## start ROWS

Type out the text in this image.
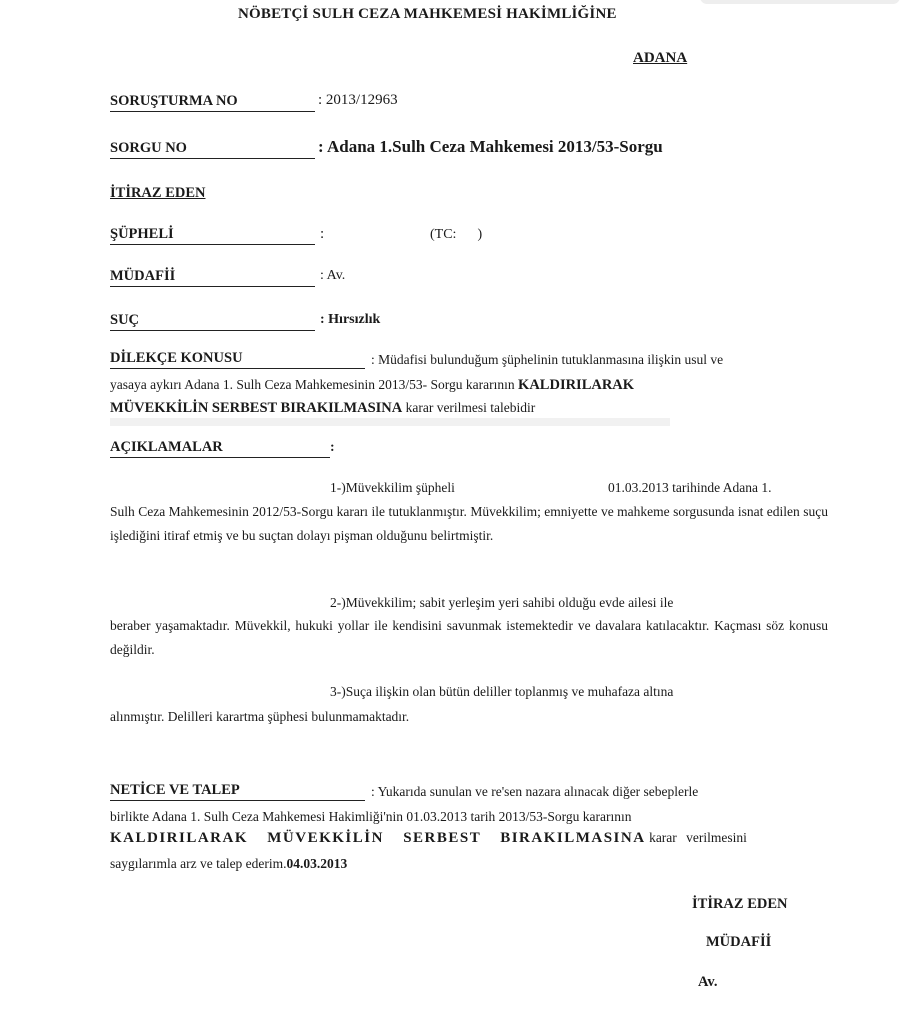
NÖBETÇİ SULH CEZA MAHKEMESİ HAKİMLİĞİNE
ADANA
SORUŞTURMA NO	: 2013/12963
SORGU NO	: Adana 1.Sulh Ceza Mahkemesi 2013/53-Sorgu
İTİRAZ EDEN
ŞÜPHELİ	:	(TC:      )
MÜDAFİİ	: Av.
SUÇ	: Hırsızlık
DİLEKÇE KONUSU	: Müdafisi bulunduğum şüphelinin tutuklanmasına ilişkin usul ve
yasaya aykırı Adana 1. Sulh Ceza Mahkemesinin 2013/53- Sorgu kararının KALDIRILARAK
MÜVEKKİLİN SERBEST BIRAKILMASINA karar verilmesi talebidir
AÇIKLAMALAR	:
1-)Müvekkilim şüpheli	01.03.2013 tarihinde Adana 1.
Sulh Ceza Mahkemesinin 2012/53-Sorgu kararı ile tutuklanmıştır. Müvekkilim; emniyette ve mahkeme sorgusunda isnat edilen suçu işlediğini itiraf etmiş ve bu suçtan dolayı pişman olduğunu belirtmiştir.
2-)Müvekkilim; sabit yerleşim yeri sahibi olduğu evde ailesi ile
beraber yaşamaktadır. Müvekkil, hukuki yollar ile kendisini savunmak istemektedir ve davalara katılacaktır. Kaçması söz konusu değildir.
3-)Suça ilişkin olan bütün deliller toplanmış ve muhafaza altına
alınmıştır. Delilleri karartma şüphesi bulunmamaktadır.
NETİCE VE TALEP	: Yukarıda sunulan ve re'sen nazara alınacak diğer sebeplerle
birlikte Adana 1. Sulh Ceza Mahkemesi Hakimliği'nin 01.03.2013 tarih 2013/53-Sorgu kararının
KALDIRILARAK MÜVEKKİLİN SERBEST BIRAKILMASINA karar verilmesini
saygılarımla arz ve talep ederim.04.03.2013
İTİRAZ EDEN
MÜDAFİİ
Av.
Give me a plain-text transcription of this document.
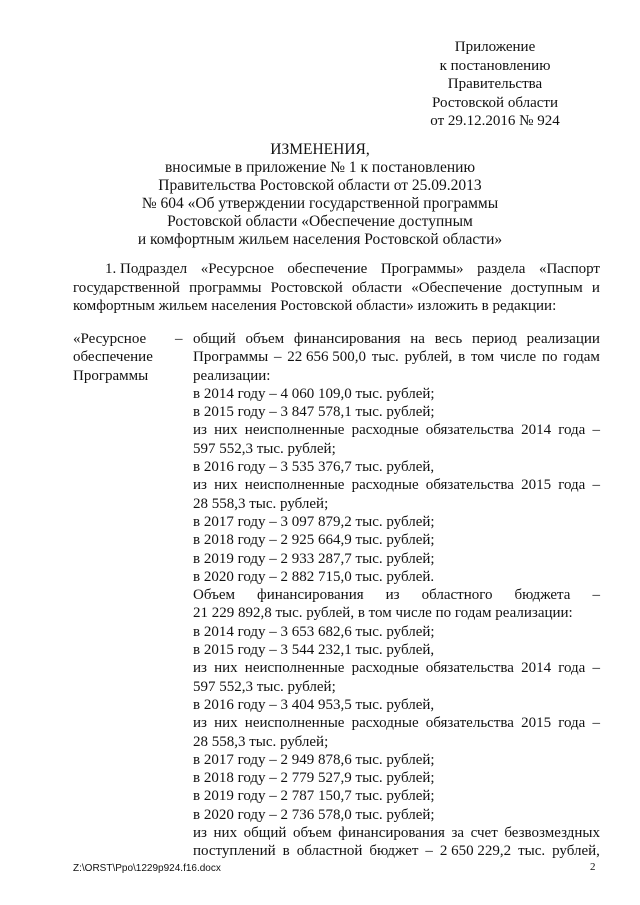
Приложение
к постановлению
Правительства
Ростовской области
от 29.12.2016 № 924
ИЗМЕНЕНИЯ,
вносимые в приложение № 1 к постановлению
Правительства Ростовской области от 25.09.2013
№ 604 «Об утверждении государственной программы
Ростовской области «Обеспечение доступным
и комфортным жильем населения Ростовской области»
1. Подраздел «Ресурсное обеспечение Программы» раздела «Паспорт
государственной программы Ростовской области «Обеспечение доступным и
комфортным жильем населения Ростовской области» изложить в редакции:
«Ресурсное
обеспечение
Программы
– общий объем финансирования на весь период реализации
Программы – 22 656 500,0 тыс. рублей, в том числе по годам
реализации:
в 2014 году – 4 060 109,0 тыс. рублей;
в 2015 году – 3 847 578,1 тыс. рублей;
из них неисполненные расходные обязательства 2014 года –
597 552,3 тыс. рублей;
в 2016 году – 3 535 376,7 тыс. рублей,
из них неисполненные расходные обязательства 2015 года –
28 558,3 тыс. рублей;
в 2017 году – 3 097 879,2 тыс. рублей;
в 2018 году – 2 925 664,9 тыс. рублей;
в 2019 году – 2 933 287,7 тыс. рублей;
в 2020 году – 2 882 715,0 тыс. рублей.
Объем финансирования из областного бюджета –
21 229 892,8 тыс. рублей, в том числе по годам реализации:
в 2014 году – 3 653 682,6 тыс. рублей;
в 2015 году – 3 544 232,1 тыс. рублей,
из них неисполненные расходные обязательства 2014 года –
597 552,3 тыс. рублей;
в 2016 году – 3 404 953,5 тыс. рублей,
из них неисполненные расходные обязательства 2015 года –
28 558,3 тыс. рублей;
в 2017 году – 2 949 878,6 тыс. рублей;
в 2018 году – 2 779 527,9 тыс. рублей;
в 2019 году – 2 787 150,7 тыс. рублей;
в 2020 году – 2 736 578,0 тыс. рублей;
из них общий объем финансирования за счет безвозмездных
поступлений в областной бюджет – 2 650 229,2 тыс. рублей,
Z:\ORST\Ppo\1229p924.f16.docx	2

## end ROWS

__WORK TO COMPLETE__.
Gather all lines where the word "SERBEST" appears.

__RESPONSE FOR THIS EXERCISE__.
MÜVEKKİLİN SERBEST BIRAKILMASINA karar verilmesi talebidir
KALDIRILARAK MÜVEKKİLİN SERBEST BIRAKILMASINA karar verilmesini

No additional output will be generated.